> [本文]:

実行委員長おつかれさまでした.LRTは市民レベルの方が行政より活発なようですね.いろいろ勉強になりました.早退して申し訳ございませんでした.またよろしくお願いいたします.
by 三太 (2008-12-08 11:11) 

Akira

わざわざ遠方よりお越しいただき本当にありがとうございました。折角なのでもっとゆっくりとお話もできればとも思っていましたが、何も出来ず心苦しかったです。また機会もあるでしょう。今度はゆっくりと...(某店で?)
by Akira (2008-12-08 11:17) 

熊本センター

Akira様、三太様、大変お世話になり、ありがとうございました。またAkira様はLRTデザインコンテスト委員長、お疲れ様でございました。デザインコンテストの表彰式で表彰された子供さんの喜ぶ姿を見ておりますと、こちらも微笑ましく見学しておりました。子供たちは次代の公共交通のお客様ですからね!是非、これを機会に様々な公共交通に興味を持ってもらえたらいいなと思いました。
研究発表させて頂いた私にも大変充実したシンポジウムで、良い経験ができました。感謝申し上げます。実は5日(金)の夕方、時間があったので、都電荒川線に7年ぶりに乗りました。安心して楽に乗れることや、乗車中の不快な揺れが少ない点など、バスに勝る利点を再認識した次第です。

今日からまたいつもの田舎の乗合自動車屋に戻りました。また今後ともよろしくお願い致します。

by 熊本センター (2008-12-08 14:32) 

Akira

熊本センターさん、こんにちは。

バス(自動車)は、道路の整備に乗り心地を依存しなければならないので、良く整備された自動車道では、快適な乗り心地ですが、市街地などでは、往々にして工事など道路に段差があったり斜めになったりと、特に安定して良い環境とは言えないかも知れません。
軌道の場合、自ら保守をするので、ある意味全て自己責任です。つまり努力がすぐに自らに返ってくる環境下にあるとも言えましょう。
都電も池袋に延びれば多様性が生まれるでしょうし、なにより大型化の期待が膨らみます。乗り心地で言えば、Strassbourgのトラムは、すばらしいですね。線路と車輪のインシュレーターがここまで静粛性と乗り心地に影響するのには驚きです。

> [提示項目]:
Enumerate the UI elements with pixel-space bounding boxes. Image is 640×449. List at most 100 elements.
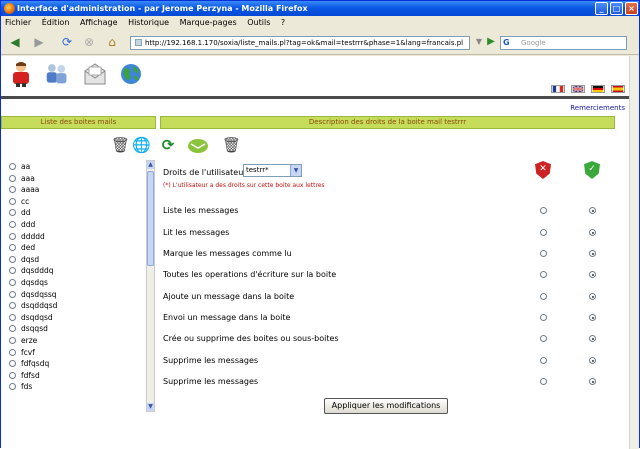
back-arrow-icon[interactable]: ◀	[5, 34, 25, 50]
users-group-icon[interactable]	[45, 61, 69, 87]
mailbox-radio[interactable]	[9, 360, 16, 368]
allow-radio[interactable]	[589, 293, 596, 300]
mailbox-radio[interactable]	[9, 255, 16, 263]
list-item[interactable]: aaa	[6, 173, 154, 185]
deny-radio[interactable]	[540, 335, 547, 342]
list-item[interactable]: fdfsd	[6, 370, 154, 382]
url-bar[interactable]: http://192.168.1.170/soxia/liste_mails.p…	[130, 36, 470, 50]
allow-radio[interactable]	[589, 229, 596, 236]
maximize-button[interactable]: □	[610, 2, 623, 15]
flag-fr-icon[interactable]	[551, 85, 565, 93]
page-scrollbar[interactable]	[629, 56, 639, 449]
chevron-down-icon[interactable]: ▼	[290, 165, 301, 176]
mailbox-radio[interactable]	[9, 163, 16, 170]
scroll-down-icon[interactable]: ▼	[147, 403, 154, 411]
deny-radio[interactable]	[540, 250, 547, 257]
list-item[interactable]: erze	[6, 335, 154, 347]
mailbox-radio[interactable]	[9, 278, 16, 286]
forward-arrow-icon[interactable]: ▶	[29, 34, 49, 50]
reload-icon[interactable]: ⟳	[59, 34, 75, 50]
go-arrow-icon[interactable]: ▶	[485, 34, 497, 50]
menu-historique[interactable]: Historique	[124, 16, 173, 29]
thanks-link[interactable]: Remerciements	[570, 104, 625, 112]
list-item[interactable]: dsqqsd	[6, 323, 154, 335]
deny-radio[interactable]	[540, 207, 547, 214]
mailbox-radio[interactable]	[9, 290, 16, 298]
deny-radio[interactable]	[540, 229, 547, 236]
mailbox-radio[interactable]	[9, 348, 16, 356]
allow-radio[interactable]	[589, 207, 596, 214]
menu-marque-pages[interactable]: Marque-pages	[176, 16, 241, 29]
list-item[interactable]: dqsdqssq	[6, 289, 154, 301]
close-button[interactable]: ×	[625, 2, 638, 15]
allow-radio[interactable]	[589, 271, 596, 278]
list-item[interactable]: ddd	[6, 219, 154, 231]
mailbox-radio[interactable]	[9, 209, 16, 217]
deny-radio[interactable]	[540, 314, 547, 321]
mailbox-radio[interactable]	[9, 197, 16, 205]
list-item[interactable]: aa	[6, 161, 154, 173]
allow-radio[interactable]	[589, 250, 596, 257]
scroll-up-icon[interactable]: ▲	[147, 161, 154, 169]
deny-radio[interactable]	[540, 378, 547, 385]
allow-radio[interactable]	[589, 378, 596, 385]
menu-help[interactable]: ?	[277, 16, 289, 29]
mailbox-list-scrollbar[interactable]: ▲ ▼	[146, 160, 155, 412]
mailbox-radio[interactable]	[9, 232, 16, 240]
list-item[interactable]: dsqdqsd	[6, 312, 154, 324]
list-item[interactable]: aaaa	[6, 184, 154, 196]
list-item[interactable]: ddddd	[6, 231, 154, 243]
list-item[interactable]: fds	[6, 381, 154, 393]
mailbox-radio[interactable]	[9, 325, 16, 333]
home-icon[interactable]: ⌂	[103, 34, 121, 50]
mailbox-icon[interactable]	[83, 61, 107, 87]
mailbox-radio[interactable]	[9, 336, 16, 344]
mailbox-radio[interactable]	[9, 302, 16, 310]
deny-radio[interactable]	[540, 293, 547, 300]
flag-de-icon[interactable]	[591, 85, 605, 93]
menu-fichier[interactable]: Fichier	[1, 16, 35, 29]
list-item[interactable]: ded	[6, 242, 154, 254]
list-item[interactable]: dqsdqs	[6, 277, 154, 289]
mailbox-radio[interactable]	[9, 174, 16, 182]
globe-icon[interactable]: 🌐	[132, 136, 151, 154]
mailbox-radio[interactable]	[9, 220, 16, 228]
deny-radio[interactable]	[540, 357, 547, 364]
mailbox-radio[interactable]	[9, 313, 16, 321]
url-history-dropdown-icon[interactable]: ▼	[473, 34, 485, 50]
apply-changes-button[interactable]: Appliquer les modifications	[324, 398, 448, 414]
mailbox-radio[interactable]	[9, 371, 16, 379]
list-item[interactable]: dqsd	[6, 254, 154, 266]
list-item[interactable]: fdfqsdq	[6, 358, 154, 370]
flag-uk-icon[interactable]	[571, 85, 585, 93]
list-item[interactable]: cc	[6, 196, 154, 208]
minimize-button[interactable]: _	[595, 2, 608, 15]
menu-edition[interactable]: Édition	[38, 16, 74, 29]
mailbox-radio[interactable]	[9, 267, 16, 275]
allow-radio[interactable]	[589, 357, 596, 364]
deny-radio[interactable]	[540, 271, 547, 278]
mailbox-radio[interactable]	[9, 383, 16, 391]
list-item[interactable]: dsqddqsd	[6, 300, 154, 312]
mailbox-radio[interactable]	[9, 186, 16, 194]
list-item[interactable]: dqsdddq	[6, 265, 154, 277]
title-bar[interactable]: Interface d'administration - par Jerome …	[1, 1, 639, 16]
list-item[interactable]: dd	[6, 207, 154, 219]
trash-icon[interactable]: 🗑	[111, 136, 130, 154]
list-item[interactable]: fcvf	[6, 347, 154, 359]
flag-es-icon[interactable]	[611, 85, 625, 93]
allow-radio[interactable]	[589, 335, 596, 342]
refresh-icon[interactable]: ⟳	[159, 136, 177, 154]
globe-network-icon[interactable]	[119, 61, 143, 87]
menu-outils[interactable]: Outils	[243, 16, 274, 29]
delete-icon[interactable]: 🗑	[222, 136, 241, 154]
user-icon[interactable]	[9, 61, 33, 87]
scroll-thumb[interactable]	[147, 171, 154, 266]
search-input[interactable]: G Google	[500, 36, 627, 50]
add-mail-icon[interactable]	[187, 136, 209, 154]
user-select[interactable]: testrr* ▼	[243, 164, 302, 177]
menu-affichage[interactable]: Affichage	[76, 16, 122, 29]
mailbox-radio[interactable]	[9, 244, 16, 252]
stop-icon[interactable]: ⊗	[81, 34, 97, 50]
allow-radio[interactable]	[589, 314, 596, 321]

> [課題]:
本文によると、熊本センターが5日(金)の夕方に都電荒川線に乗ったのは何年ぶりでしたか。

> [解答]:
7年ぶり